- **Task directions**
All of the material below is to be restated word for word, apart from the pictures.

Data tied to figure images
══════════════════════════════

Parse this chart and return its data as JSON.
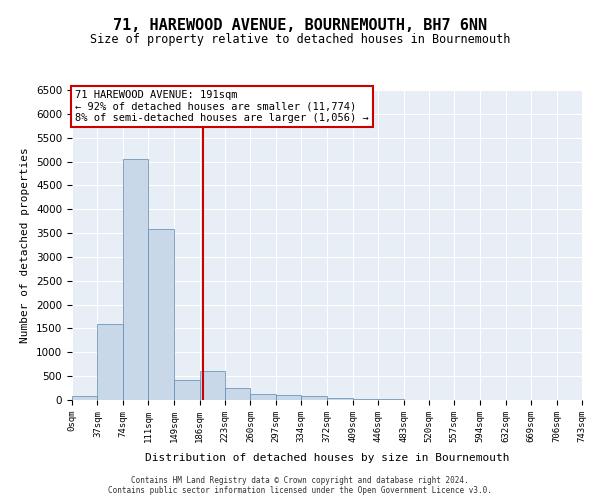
{
  "title": "71, HAREWOOD AVENUE, BOURNEMOUTH, BH7 6NN",
  "subtitle": "Size of property relative to detached houses in Bournemouth",
  "xlabel": "Distribution of detached houses by size in Bournemouth",
  "ylabel": "Number of detached properties",
  "bar_color": "#c8d8e8",
  "bar_edge_color": "#5a8ab0",
  "background_color": "#e8eef5",
  "vline_x": 191,
  "vline_color": "#cc0000",
  "annotation_lines": [
    "71 HAREWOOD AVENUE: 191sqm",
    "← 92% of detached houses are smaller (11,774)",
    "8% of semi-detached houses are larger (1,056) →"
  ],
  "annotation_box_color": "#cc0000",
  "bin_edges": [
    0,
    37,
    74,
    111,
    149,
    186,
    223,
    260,
    297,
    334,
    372,
    409,
    446,
    483,
    520,
    557,
    594,
    632,
    669,
    706,
    743
  ],
  "bar_heights": [
    75,
    1600,
    5050,
    3575,
    410,
    600,
    260,
    130,
    110,
    85,
    50,
    25,
    15,
    10,
    8,
    5,
    4,
    3,
    2,
    2
  ],
  "ylim": [
    0,
    6500
  ],
  "yticks": [
    0,
    500,
    1000,
    1500,
    2000,
    2500,
    3000,
    3500,
    4000,
    4500,
    5000,
    5500,
    6000,
    6500
  ],
  "footer_line1": "Contains HM Land Registry data © Crown copyright and database right 2024.",
  "footer_line2": "Contains public sector information licensed under the Open Government Licence v3.0."
}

══════════════════════════════

- **Exercise response**
Parse this chart and return its data as JSON.
{
  "title": "71, HAREWOOD AVENUE, BOURNEMOUTH, BH7 6NN",
  "subtitle": "Size of property relative to detached houses in Bournemouth",
  "xlabel": "Distribution of detached houses by size in Bournemouth",
  "ylabel": "Number of detached properties",
  "bar_color": "#c8d8e8",
  "bar_edge_color": "#5a8ab0",
  "background_color": "#e8eef5",
  "vline_x": 191,
  "vline_color": "#cc0000",
  "annotation_lines": [
    "71 HAREWOOD AVENUE: 191sqm",
    "← 92% of detached houses are smaller (11,774)",
    "8% of semi-detached houses are larger (1,056) →"
  ],
  "annotation_box_color": "#cc0000",
  "bin_edges": [
    0,
    37,
    74,
    111,
    149,
    186,
    223,
    260,
    297,
    334,
    372,
    409,
    446,
    483,
    520,
    557,
    594,
    632,
    669,
    706,
    743
  ],
  "bar_heights": [
    75,
    1600,
    5050,
    3575,
    410,
    600,
    260,
    130,
    110,
    85,
    50,
    25,
    15,
    10,
    8,
    5,
    4,
    3,
    2,
    2
  ],
  "ylim": [
    0,
    6500
  ],
  "yticks": [
    0,
    500,
    1000,
    1500,
    2000,
    2500,
    3000,
    3500,
    4000,
    4500,
    5000,
    5500,
    6000,
    6500
  ],
  "footer_line1": "Contains HM Land Registry data © Crown copyright and database right 2024.",
  "footer_line2": "Contains public sector information licensed under the Open Government Licence v3.0."
}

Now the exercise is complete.